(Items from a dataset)
· · · · ·

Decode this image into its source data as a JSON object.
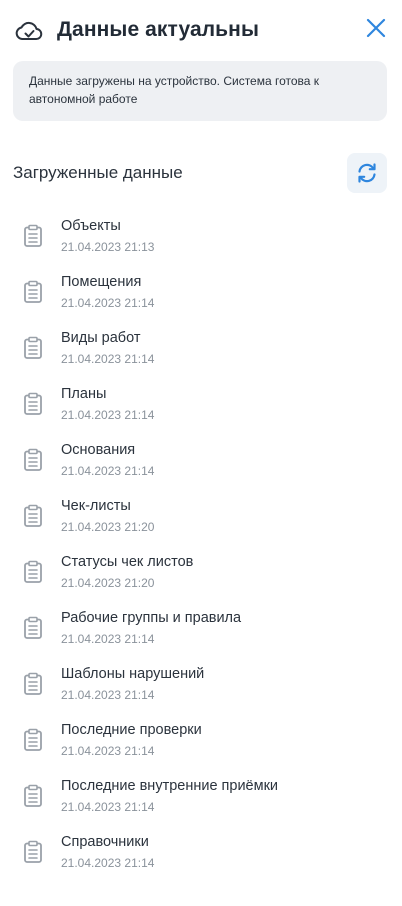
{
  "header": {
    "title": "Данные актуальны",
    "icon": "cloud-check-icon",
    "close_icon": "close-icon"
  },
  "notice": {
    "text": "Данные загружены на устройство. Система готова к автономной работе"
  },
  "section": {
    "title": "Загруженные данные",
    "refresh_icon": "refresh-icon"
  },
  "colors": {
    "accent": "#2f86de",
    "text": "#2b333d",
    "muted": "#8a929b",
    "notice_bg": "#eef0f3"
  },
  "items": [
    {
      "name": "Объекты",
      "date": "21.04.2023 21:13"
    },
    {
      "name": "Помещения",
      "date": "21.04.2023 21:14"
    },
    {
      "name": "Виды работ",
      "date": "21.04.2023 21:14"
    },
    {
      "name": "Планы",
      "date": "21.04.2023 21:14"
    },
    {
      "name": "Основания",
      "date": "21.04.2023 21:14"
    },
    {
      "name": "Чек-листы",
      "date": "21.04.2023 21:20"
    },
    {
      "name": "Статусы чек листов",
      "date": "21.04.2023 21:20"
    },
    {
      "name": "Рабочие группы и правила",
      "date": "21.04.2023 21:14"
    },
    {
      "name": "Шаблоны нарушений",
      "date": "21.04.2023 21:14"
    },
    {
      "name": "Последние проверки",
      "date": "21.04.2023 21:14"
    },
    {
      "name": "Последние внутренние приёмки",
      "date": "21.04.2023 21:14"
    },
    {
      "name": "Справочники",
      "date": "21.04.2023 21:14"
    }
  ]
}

· · · · ·

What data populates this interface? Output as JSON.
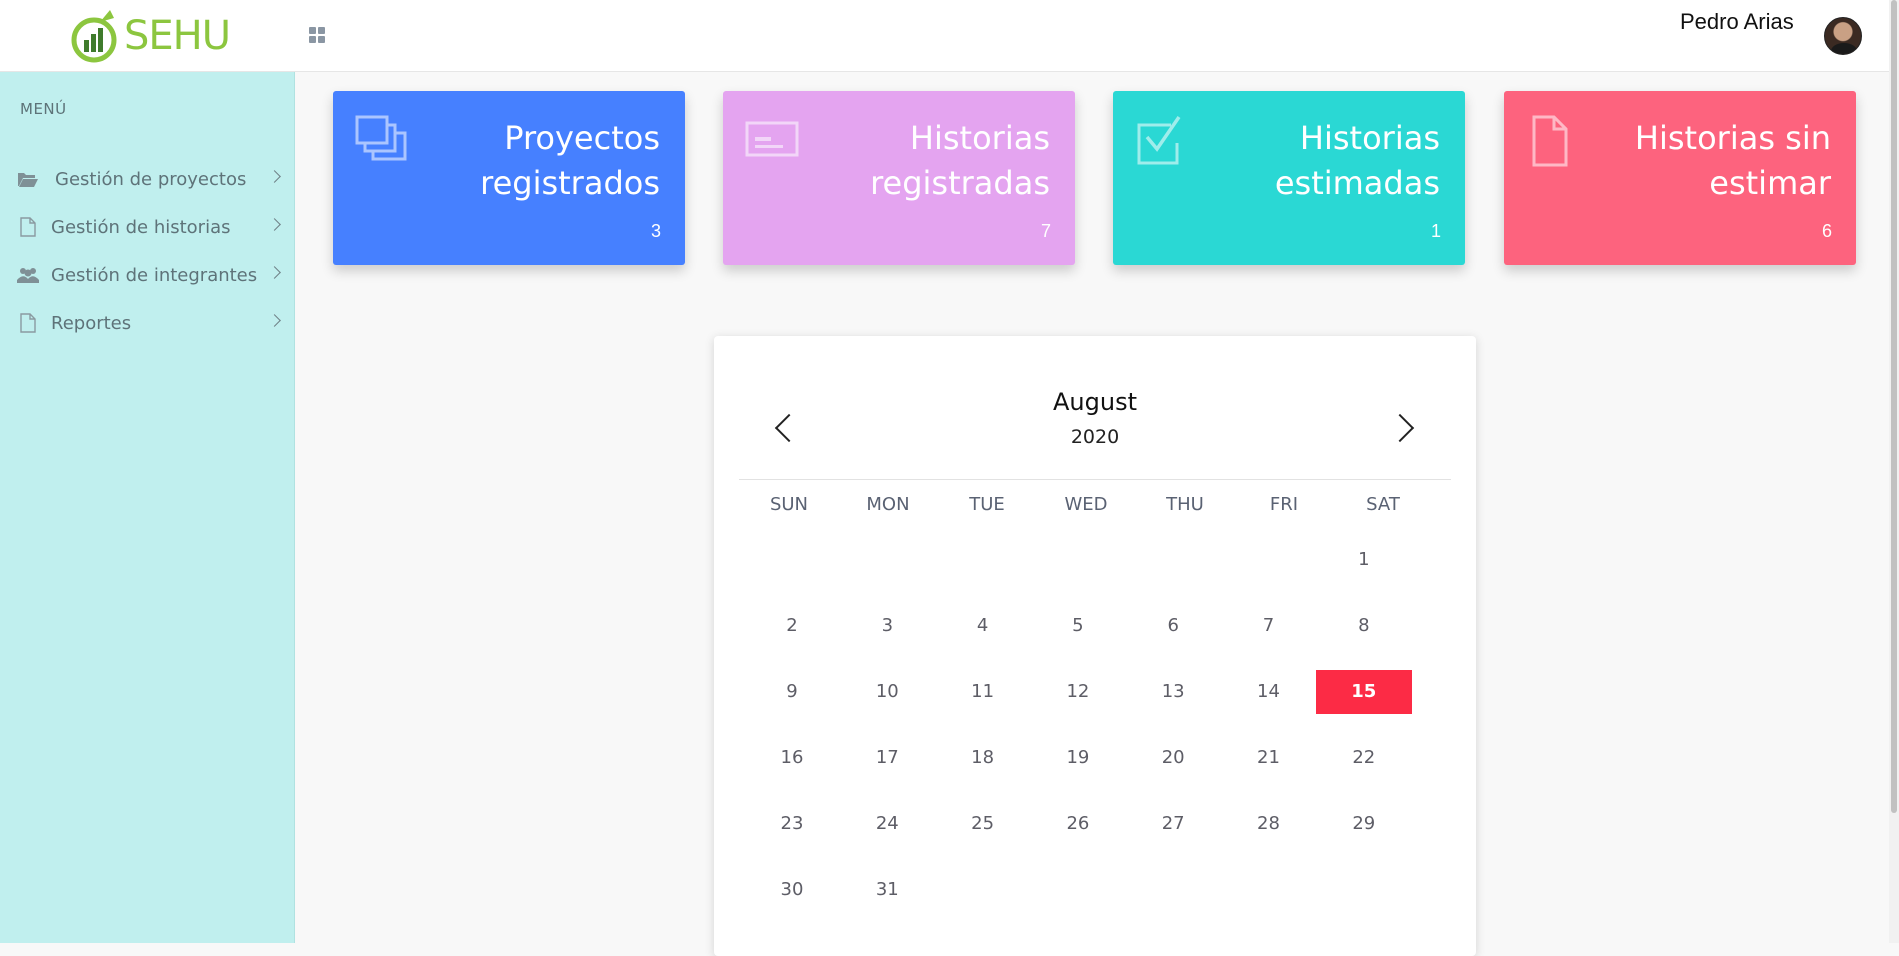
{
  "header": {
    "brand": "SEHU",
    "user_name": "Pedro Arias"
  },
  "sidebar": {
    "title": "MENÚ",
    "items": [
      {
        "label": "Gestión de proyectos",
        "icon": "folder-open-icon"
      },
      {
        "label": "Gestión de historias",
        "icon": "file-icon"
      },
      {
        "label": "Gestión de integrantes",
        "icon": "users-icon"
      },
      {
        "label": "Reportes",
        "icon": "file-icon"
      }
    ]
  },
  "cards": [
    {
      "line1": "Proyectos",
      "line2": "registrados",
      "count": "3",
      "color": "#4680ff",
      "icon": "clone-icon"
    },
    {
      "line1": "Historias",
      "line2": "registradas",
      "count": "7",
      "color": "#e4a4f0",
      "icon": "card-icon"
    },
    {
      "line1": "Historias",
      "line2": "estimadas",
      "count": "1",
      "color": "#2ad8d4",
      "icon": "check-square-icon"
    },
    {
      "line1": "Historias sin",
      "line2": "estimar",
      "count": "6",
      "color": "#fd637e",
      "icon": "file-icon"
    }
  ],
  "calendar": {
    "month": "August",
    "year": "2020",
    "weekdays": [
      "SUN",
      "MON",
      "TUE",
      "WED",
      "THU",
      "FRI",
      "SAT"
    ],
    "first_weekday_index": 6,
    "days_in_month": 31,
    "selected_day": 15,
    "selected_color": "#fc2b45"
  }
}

· · · · ·

THE EXERCISE =>
Go through the data above and find the lines with the word "Gestión". Copy each of those lines.

OUTPUT OF THE EXERCISE =>
        "label": "Gestión de proyectos",
        "label": "Gestión de historias",
        "label": "Gestión de integrantes",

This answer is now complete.